··· TASK INPUT ···

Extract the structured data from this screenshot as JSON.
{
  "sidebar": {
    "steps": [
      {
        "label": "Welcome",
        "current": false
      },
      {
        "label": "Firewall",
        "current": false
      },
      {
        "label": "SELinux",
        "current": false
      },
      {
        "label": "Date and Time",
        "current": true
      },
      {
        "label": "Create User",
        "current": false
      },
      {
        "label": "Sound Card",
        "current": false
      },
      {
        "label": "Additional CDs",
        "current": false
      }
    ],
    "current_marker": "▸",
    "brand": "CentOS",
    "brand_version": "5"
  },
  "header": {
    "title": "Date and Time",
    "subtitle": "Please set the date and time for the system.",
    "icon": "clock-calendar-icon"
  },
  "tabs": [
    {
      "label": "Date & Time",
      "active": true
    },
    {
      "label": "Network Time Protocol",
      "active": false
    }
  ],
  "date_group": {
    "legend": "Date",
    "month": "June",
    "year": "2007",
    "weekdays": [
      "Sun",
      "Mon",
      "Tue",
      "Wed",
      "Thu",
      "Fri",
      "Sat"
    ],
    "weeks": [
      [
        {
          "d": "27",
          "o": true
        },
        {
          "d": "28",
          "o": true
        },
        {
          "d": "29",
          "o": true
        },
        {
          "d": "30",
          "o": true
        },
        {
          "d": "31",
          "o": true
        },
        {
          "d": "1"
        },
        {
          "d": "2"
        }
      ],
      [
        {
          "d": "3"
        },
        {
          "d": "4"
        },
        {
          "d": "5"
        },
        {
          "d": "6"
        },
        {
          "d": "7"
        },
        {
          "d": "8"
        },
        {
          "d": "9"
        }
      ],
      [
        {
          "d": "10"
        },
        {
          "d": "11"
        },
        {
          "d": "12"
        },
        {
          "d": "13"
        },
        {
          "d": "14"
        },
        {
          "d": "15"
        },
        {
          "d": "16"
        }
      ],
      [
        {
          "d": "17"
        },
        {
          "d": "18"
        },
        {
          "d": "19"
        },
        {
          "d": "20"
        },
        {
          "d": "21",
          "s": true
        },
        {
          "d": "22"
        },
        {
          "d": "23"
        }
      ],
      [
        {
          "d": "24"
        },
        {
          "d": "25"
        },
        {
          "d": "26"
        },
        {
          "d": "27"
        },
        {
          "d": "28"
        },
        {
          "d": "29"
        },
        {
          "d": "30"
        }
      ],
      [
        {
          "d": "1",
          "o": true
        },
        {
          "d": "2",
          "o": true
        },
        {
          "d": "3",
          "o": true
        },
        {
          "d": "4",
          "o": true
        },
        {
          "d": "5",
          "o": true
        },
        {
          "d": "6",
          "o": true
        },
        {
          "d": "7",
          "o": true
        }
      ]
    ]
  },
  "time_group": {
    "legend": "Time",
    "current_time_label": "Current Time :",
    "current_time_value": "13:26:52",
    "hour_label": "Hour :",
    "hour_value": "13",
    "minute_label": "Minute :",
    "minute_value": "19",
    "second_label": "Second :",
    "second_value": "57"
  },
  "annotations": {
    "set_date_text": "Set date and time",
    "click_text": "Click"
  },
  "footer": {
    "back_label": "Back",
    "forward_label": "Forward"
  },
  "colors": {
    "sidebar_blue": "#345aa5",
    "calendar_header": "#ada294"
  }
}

···

PROBLEM
Return the whole listing exactly, with every line included.

TASK RESULT
Extract the structured data from this screenshot as JSON.
{
  "sidebar": {
    "steps": [
      {
        "label": "Welcome",
        "current": false
      },
      {
        "label": "Firewall",
        "current": false
      },
      {
        "label": "SELinux",
        "current": false
      },
      {
        "label": "Date and Time",
        "current": true
      },
      {
        "label": "Create User",
        "current": false
      },
      {
        "label": "Sound Card",
        "current": false
      },
      {
        "label": "Additional CDs",
        "current": false
      }
    ],
    "current_marker": "▸",
    "brand": "CentOS",
    "brand_version": "5"
  },
  "header": {
    "title": "Date and Time",
    "subtitle": "Please set the date and time for the system.",
    "icon": "clock-calendar-icon"
  },
  "tabs": [
    {
      "label": "Date & Time",
      "active": true
    },
    {
      "label": "Network Time Protocol",
      "active": false
    }
  ],
  "date_group": {
    "legend": "Date",
    "month": "June",
    "year": "2007",
    "weekdays": [
      "Sun",
      "Mon",
      "Tue",
      "Wed",
      "Thu",
      "Fri",
      "Sat"
    ],
    "weeks": [
      [
        {
          "d": "27",
          "o": true
        },
        {
          "d": "28",
          "o": true
        },
        {
          "d": "29",
          "o": true
        },
        {
          "d": "30",
          "o": true
        },
        {
          "d": "31",
          "o": true
        },
        {
          "d": "1"
        },
        {
          "d": "2"
        }
      ],
      [
        {
          "d": "3"
        },
        {
          "d": "4"
        },
        {
          "d": "5"
        },
        {
          "d": "6"
        },
        {
          "d": "7"
        },
        {
          "d": "8"
        },
        {
          "d": "9"
        }
      ],
      [
        {
          "d": "10"
        },
        {
          "d": "11"
        },
        {
          "d": "12"
        },
        {
          "d": "13"
        },
        {
          "d": "14"
        },
        {
          "d": "15"
        },
        {
          "d": "16"
        }
      ],
      [
        {
          "d": "17"
        },
        {
          "d": "18"
        },
        {
          "d": "19"
        },
        {
          "d": "20"
        },
        {
          "d": "21",
          "s": true
        },
        {
          "d": "22"
        },
        {
          "d": "23"
        }
      ],
      [
        {
          "d": "24"
        },
        {
          "d": "25"
        },
        {
          "d": "26"
        },
        {
          "d": "27"
        },
        {
          "d": "28"
        },
        {
          "d": "29"
        },
        {
          "d": "30"
        }
      ],
      [
        {
          "d": "1",
          "o": true
        },
        {
          "d": "2",
          "o": true
        },
        {
          "d": "3",
          "o": true
        },
        {
          "d": "4",
          "o": true
        },
        {
          "d": "5",
          "o": true
        },
        {
          "d": "6",
          "o": true
        },
        {
          "d": "7",
          "o": true
        }
      ]
    ]
  },
  "time_group": {
    "legend": "Time",
    "current_time_label": "Current Time :",
    "current_time_value": "13:26:52",
    "hour_label": "Hour :",
    "hour_value": "13",
    "minute_label": "Minute :",
    "minute_value": "19",
    "second_label": "Second :",
    "second_value": "57"
  },
  "annotations": {
    "set_date_text": "Set date and time",
    "click_text": "Click"
  },
  "footer": {
    "back_label": "Back",
    "forward_label": "Forward"
  },
  "colors": {
    "sidebar_blue": "#345aa5",
    "calendar_header": "#ada294"
  }
}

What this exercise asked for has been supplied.